§ THE EXERCISE
Every line in the listing is to be echoed verbatim.

§ DATA
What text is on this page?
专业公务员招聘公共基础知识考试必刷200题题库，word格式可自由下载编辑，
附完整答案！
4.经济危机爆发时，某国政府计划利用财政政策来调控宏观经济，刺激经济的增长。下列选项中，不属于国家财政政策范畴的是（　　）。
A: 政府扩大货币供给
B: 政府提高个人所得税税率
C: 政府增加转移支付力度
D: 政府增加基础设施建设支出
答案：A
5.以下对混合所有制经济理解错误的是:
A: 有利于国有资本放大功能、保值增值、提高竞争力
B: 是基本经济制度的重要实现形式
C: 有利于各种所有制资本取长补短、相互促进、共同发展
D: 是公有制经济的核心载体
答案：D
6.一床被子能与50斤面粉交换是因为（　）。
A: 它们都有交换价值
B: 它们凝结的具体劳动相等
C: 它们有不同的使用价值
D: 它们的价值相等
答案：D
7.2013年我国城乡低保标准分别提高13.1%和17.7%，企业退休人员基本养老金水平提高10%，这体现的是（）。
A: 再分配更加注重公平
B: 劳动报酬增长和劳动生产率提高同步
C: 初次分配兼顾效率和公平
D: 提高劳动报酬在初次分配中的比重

§ TASK RESULT
What text is on this page?
专业公务员招聘公共基础知识考试必刷200题题库，word格式可自由下载编辑，
附完整答案！
4.经济危机爆发时，某国政府计划利用财政政策来调控宏观经济，刺激经济的增长。下列选项中，不属于国家财政政策范畴的是（　　）。
A: 政府扩大货币供给
B: 政府提高个人所得税税率
C: 政府增加转移支付力度
D: 政府增加基础设施建设支出
答案：A
5.以下对混合所有制经济理解错误的是:
A: 有利于国有资本放大功能、保值增值、提高竞争力
B: 是基本经济制度的重要实现形式
C: 有利于各种所有制资本取长补短、相互促进、共同发展
D: 是公有制经济的核心载体
答案：D
6.一床被子能与50斤面粉交换是因为（　）。
A: 它们都有交换价值
B: 它们凝结的具体劳动相等
C: 它们有不同的使用价值
D: 它们的价值相等
答案：D
7.2013年我国城乡低保标准分别提高13.1%和17.7%，企业退休人员基本养老金水平提高10%，这体现的是（）。
A: 再分配更加注重公平
B: 劳动报酬增长和劳动生产率提高同步
C: 初次分配兼顾效率和公平
D: 提高劳动报酬在初次分配中的比重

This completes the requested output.